November 18, 2018 The Day of Thanksgiving

Joel 2:21–27, Psalm 126, 1 Timothy 2:1–7, Matthew 6:25–33

The Rev’d Dr. Jeffrey S. F. Nelson+

In the Name of Jesus, who is Resurrection and who is Life. Amen.

Thanksgiving Day is one of two secular holidays (the other being Independence Day) that the Prayer Book considers to be “major feasts” on its list of Holy Day observances. Thus, “unless otherwise ordered by the…rules concerning Sundays,” say the instructions in the Prayer Book, “they have precedence over all other days of commemoration or of special observance” on the liturgical calendar. (The Book of Common Prayer, p. 16.) What is fascinating about this is that neither of these feast days are overtly religious observances; rather, they are national holidays specific to the United States, and thus the main thrust of each of these holidays is to celebrate some aspect of this country—its history, its ethos, indeed its very existence—and ask God’s blessing upon it.

Thanksgiving originated as a harvest festival tied to the settlement of Plimoth Plantation by religious dissenters from England. The first festival in 1621 was a three-day feast giving thanks to God for a successful first growing season. It was attended by fifty-three Pilgrim settlers and ninety Native people who had provided food to the settlers in the winter after landing because the supplies they brought from England proved to be inadequate, and who had taught the settlers how to grow corn and catch eel, that is, taught the settlers how to survive in the harsh New England climate and landscape. After the United States was founded, Thanksgiving was celebrated sporadically beginning with the presidency of George Washington, but it wasn’t until Abraham Lincoln that Thanksgiving was declared a national holiday. In 1863, in the middle of the American Civil War, Lincoln declared a national day of “Thanksgiving and Praise to our beneficent Father who dwelleth in the Heavens” to be observed on the fourth Thursday in November. It was Lincoln’s hope that such a national holiday might help bridge the divide between the two factions in the Civil War and perhaps bring the war to a speedy end by appealing to their shared history and faith. While that, obviously, did not work, the Day of Thanksgiving has endured as a national holiday to the present time, joining Christmas and the New Year as part of a broader fall/winter holiday season.

RECORDS:

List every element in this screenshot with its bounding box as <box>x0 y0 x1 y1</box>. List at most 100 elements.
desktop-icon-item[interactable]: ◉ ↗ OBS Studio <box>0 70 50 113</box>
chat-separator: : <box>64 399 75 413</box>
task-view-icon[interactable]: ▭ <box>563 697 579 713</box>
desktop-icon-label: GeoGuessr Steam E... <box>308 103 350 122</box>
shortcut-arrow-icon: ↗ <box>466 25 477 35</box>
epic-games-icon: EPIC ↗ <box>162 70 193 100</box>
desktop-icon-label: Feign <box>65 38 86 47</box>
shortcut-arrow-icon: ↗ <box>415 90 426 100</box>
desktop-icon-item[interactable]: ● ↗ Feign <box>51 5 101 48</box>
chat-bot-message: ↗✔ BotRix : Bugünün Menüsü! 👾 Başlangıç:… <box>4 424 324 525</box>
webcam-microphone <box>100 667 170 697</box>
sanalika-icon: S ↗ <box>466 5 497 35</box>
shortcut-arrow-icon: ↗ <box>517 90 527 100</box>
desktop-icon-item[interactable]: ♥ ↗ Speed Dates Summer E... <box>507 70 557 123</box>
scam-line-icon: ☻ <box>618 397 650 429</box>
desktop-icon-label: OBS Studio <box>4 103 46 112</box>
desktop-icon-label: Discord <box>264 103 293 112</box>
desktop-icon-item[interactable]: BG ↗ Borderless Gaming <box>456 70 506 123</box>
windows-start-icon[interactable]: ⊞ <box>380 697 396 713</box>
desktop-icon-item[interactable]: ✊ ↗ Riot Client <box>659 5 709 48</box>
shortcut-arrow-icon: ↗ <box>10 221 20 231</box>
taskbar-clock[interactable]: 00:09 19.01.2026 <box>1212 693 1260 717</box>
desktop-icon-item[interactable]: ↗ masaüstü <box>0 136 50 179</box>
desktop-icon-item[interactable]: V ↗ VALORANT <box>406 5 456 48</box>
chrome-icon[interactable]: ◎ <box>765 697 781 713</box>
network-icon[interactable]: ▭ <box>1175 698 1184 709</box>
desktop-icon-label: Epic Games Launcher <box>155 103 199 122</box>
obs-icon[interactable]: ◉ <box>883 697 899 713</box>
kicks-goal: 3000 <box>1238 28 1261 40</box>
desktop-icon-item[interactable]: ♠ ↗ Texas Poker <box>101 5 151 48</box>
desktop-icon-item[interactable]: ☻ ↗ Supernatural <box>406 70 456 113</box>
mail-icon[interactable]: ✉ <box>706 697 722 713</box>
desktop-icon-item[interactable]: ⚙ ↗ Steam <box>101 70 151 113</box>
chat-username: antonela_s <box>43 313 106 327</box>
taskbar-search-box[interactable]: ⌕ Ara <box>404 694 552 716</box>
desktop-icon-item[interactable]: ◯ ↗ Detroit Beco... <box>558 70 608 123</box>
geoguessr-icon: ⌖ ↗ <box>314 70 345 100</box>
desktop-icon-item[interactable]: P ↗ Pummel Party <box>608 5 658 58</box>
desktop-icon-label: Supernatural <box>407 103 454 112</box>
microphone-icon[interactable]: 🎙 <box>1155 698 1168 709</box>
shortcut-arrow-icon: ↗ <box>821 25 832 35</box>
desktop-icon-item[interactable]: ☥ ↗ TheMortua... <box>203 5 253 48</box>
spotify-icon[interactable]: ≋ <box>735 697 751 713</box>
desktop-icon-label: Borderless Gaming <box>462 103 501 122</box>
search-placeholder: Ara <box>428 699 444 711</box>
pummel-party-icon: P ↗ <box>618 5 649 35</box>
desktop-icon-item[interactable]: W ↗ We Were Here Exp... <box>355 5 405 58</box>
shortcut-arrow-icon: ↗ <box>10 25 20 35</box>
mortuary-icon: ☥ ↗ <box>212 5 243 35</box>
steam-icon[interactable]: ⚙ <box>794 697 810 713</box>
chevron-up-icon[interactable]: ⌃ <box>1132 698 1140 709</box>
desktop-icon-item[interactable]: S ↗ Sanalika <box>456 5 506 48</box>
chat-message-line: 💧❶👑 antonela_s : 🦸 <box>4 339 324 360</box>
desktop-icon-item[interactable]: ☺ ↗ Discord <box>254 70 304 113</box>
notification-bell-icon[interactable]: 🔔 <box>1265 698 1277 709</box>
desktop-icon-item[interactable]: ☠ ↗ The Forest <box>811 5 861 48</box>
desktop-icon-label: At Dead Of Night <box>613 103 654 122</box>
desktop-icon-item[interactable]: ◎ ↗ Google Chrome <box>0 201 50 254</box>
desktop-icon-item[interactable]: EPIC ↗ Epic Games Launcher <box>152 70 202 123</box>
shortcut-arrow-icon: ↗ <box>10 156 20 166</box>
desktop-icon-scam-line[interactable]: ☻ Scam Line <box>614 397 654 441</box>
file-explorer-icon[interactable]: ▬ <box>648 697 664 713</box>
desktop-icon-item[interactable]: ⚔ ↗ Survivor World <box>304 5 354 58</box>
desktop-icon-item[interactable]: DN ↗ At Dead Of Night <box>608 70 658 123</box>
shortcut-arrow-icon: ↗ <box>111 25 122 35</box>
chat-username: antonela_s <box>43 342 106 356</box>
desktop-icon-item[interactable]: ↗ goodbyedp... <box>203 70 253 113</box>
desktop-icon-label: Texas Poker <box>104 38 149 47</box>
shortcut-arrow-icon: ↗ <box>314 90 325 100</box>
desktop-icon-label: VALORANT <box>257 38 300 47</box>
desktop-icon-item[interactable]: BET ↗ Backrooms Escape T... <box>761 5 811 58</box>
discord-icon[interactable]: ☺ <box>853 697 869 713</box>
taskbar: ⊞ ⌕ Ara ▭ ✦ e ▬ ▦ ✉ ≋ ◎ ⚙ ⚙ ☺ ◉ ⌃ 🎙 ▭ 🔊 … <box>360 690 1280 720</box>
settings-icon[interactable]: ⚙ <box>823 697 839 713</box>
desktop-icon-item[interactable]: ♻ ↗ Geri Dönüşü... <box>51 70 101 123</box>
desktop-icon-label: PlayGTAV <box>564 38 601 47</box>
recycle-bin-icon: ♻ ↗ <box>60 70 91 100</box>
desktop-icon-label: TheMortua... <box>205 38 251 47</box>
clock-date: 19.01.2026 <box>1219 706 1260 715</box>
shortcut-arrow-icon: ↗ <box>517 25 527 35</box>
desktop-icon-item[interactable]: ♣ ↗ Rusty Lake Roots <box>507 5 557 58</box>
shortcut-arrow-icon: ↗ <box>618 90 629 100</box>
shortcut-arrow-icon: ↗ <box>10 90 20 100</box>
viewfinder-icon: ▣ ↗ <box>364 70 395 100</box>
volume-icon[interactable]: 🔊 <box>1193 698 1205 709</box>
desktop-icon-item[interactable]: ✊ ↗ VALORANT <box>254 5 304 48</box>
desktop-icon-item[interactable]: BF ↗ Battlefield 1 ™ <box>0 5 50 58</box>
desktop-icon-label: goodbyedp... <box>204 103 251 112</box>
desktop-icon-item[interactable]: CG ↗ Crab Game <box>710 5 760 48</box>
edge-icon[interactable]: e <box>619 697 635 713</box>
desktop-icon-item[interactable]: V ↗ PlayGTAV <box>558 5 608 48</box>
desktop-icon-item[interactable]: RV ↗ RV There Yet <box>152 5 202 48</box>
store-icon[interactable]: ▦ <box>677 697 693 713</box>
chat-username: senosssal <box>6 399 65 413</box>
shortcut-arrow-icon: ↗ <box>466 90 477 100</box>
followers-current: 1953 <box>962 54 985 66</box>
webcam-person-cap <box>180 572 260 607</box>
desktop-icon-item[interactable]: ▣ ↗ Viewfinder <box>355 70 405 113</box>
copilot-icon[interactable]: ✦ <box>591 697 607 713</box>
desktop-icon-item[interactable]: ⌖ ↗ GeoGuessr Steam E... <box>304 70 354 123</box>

WORK REQUEST 1: List every scripture reading cited at the head of the Thanksgiving Day text.
WORK REQUEST 2: Pick up the Thanksgiving Day text after its final sentence and continue it for one or two paragraphs in the same voice.

FINAL ANSWER 1:
Joel 2:21–27
Psalm 126
1 Timothy 2:1–7
Matthew 6:25–33

FINAL ANSWER 2:
Designating national holidays as ecclesiastical feast days is tricky business. The temptation in the United States especially in these celebrations is to claim a divine blessing on the United States above all the nations of the world; and indeed, there is a long history of such a claim, which can be traced back to the Puritan theology of the Pilgrims themselves. John Winthrop, a Puritan minister, delivered a sermon before he and his fellow settlers reached New England. The sermon is famous largely for its use of the phrase “a city on a hill” to describe the expectation that the Massachusetts Bay Colony would shine like an example to the world, but also reveals how Winthrop expected Massachusetts to differ from the rest of the world. Indeed, this imagery has become a part of the “secular religion” of this nation, with president after president serving as its high priest, invoking these “sacred words” to promote the doctrine of American exceptionalism. But secular religion is different from the Christian religion and talk of such exceptionalism betrays the core belief of our faith that all people in all the nations of the world are beloved of God and that no nation possesses a specific blessing or calling from God.

Still, a holiday, even a secular one, whose primary purpose is to give thanks for our many blessings dovetails nicely with many themes of our faith. At the center of Christian prayer, for example, before we raise our intercessions, that is, our requests to God, we give thanks. The principle Christian prayer serves, The Holy Eucharist, which we celebrate every Sunday, is designed that way. Before we ask God for anything in the Prayers of the People, we sing our praises and listen to God speak to us through the proclamation of the Word in scripture and sermon, and we confess our belief in this God. Only then do we approach God with our intercessions. And many, including many in this room, in their own private prayers include a “gratitude list,” that is, a list of the blessings God has given them as a prelude to approaching God with their petitions. “The chief end of man is to glorify God and enjoy him forever,” says the Westminster Catechism, a principle doctrinal statement of the Reformation. This is simply another way of saying that as people of faith, our primary call is to give thanks to God for all things and in all circumstances; to adopt gratitude as a core piece of our call to turn the whole of our lives over to the care and will of God. Thus, what it means to shine with the light of God in the world is, in no small part, to express gratitude in all things remembering above all else that we are held in the arms of a loving and generous God. “Rejoice always, pray without ceasing, give thanks in all circumstances,” says the apostle Paul to the Thessalonian Christians (and to us), “for this is the will of God in Christ Jesus for you.” (1 Thessalonians 5:18)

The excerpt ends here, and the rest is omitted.